● **What you have to do**: Copy every line in the records below that contains the word "ITLC".

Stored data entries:
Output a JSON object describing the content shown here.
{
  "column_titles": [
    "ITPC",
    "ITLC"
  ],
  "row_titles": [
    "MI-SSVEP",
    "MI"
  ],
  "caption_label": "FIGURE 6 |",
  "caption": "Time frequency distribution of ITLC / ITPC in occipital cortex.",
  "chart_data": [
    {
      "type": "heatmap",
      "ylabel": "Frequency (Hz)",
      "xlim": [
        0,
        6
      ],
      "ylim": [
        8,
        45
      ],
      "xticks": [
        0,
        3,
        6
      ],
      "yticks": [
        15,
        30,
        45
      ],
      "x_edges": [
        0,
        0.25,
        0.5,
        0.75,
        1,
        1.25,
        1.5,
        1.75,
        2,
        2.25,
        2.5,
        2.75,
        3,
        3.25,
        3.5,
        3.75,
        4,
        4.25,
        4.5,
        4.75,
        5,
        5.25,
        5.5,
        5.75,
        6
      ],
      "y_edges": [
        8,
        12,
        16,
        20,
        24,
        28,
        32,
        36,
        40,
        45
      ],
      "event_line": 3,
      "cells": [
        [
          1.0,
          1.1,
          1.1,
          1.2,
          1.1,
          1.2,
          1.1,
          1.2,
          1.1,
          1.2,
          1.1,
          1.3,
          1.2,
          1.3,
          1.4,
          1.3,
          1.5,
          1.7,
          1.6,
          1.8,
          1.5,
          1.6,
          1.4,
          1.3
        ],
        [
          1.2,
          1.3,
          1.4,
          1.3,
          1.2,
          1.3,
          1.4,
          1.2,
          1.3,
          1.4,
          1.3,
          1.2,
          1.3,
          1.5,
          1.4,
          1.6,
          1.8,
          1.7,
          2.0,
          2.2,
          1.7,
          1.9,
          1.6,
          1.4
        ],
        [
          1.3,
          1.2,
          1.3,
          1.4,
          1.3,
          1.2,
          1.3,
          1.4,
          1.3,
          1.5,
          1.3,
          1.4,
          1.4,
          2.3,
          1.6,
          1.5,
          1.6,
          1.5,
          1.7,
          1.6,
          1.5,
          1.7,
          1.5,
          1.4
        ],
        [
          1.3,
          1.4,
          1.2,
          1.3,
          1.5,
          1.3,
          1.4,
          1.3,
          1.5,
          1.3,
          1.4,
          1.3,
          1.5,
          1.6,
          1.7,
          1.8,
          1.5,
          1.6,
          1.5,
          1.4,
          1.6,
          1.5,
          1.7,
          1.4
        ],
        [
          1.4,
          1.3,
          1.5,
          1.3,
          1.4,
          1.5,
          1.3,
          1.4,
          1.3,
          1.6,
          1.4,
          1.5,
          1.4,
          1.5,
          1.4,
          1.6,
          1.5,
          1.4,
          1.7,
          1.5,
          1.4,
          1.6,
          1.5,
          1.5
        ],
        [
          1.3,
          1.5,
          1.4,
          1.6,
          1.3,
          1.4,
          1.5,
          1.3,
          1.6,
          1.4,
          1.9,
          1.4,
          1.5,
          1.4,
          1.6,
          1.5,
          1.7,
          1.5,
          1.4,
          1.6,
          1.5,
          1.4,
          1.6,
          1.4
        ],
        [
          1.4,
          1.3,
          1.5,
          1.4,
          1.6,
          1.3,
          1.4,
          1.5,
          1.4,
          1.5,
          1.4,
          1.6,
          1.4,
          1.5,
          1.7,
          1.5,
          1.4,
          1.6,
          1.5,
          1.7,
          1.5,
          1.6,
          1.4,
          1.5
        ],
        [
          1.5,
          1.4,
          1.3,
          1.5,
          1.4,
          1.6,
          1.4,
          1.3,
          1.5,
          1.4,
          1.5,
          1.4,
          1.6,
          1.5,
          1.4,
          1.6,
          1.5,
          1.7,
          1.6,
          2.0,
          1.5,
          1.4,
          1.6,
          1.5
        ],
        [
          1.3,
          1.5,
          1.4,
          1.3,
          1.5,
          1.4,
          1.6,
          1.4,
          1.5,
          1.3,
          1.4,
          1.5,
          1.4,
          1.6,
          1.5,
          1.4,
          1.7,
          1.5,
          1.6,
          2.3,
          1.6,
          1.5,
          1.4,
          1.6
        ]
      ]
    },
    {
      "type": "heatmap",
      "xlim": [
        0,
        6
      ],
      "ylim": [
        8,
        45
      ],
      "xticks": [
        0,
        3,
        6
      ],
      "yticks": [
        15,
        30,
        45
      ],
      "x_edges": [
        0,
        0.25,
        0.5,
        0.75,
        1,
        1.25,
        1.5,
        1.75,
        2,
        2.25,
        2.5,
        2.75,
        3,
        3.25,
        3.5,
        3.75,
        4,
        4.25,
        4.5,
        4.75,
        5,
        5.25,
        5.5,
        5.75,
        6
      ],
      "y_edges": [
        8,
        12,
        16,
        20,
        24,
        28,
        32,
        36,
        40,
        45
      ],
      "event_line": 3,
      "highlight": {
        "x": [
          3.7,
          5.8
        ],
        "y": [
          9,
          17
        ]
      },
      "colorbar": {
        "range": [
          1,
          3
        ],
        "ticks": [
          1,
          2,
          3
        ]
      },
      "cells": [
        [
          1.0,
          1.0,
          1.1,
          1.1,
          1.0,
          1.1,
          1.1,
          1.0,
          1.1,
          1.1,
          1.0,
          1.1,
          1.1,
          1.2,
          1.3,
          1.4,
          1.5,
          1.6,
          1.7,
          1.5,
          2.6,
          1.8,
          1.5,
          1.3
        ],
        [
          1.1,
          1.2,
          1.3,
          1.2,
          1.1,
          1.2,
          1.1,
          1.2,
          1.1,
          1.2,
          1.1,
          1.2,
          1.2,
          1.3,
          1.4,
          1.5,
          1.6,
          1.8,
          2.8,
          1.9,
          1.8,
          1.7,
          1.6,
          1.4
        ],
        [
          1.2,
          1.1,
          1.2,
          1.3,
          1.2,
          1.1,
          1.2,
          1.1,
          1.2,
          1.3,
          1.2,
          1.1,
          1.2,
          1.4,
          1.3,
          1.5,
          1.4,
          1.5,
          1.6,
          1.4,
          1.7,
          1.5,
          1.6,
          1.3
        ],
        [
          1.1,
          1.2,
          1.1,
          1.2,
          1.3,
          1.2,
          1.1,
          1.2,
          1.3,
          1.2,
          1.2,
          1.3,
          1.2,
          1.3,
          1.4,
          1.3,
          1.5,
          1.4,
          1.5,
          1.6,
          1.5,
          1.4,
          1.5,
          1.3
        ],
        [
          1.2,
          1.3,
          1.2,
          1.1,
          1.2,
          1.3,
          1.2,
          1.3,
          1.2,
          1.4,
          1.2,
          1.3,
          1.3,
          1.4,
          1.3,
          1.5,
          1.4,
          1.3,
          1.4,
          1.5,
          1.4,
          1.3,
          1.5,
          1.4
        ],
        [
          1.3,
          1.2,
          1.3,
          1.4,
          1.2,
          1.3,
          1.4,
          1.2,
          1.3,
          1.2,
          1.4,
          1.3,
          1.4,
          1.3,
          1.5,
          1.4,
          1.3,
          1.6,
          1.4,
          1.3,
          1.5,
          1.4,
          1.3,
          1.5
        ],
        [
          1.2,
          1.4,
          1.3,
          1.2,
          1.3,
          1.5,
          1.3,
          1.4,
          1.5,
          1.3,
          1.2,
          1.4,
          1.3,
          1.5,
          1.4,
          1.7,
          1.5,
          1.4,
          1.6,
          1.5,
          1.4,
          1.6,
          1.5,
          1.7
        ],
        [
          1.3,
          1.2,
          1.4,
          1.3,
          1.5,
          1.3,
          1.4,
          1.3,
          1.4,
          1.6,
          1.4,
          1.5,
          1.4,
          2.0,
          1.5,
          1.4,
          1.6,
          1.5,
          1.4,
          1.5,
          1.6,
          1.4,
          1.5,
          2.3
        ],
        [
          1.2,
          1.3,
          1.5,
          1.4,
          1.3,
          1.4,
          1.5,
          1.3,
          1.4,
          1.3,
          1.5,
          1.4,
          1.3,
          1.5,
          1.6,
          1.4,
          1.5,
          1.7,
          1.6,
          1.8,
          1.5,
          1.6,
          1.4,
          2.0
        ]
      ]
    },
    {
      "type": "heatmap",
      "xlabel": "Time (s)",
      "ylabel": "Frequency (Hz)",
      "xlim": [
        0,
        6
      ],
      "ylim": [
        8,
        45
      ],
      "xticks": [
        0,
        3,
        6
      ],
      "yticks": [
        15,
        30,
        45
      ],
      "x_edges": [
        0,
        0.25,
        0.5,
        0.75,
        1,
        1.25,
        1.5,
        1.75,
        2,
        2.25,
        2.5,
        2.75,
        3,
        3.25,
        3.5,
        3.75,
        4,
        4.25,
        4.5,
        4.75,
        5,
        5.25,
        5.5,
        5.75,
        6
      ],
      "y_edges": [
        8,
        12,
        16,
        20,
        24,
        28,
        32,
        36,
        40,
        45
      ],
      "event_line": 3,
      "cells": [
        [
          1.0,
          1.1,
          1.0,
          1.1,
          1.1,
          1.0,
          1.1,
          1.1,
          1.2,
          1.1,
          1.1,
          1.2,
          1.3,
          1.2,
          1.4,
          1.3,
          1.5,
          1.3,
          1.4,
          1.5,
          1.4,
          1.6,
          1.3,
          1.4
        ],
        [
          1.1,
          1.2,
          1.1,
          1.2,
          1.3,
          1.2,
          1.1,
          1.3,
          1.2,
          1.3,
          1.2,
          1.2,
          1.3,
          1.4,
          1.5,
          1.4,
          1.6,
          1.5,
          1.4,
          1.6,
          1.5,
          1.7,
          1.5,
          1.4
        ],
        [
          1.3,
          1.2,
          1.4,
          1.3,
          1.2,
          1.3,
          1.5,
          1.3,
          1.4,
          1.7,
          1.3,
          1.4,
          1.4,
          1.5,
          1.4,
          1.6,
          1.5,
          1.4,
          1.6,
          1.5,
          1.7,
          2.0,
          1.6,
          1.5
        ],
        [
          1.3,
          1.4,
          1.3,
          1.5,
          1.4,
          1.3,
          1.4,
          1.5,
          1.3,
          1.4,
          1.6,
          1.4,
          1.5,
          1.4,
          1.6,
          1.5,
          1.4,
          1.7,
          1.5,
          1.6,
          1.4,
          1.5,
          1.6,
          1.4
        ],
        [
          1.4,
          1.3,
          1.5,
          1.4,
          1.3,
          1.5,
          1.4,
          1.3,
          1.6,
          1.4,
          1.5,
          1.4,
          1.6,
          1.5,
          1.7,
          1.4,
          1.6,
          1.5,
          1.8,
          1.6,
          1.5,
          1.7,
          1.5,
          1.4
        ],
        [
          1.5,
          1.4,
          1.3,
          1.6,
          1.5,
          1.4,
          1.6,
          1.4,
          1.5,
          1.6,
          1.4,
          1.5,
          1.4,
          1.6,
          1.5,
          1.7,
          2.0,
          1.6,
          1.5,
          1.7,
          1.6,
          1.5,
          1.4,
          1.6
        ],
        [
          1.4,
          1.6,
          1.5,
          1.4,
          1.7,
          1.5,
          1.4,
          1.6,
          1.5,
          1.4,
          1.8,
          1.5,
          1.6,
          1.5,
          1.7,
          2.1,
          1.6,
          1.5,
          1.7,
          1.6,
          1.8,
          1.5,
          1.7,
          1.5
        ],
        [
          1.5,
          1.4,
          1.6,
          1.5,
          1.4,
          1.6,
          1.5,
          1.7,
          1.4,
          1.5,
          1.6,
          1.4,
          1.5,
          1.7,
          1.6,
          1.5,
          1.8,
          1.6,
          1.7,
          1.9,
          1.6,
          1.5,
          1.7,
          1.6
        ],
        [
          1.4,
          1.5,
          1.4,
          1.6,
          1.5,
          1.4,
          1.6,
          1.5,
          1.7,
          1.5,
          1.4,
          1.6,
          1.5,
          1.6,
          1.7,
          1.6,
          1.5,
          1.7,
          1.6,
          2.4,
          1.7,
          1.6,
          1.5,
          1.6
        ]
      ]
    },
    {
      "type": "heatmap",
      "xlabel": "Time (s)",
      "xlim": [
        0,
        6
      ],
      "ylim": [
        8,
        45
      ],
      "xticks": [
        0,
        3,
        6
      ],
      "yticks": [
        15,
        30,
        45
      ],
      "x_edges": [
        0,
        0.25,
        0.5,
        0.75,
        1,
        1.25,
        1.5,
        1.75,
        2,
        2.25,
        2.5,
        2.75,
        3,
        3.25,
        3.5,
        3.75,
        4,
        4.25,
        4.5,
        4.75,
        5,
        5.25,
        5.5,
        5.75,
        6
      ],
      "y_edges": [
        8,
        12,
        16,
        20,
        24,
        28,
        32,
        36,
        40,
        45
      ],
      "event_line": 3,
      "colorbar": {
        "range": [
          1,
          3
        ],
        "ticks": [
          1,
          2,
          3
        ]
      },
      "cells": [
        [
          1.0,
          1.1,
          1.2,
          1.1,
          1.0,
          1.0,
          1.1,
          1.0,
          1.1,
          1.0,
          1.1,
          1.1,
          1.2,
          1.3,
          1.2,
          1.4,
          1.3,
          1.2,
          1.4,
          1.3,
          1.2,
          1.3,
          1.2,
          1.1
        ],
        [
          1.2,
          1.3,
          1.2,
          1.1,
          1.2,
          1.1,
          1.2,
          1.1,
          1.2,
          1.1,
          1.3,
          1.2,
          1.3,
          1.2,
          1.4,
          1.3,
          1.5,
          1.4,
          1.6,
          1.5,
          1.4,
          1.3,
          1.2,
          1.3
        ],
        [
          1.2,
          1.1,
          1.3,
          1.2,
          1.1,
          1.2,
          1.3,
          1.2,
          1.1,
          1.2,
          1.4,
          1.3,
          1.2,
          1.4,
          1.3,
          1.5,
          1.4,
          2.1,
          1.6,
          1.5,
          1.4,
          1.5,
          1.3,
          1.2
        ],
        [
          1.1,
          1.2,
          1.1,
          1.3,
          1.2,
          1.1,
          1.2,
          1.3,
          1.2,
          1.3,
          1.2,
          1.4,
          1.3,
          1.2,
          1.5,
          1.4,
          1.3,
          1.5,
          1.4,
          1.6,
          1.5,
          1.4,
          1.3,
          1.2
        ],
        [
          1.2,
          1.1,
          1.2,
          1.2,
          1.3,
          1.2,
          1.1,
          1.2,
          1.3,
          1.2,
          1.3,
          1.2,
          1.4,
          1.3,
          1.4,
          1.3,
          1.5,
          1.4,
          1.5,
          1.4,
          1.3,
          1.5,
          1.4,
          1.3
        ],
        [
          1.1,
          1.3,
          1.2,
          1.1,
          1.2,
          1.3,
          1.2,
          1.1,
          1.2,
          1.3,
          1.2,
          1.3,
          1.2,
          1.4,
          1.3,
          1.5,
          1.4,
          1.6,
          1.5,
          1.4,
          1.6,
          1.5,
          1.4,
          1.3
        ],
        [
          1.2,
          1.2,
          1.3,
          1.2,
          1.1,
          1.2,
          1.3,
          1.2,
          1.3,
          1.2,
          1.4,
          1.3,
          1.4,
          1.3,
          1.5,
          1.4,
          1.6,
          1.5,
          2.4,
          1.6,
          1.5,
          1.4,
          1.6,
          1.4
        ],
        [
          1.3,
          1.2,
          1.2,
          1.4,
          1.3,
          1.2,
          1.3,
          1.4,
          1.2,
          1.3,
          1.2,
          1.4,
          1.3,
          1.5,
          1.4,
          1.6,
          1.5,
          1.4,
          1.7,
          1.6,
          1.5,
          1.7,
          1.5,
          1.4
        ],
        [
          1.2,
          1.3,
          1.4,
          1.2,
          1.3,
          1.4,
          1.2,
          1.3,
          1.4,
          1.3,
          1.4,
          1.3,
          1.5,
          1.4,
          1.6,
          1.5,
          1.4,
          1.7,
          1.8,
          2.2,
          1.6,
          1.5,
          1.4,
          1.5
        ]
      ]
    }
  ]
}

● **Reply to the task**:
    "ITLC"
  "caption": "Time frequency distribution of ITLC / ITPC in occipital cortex.",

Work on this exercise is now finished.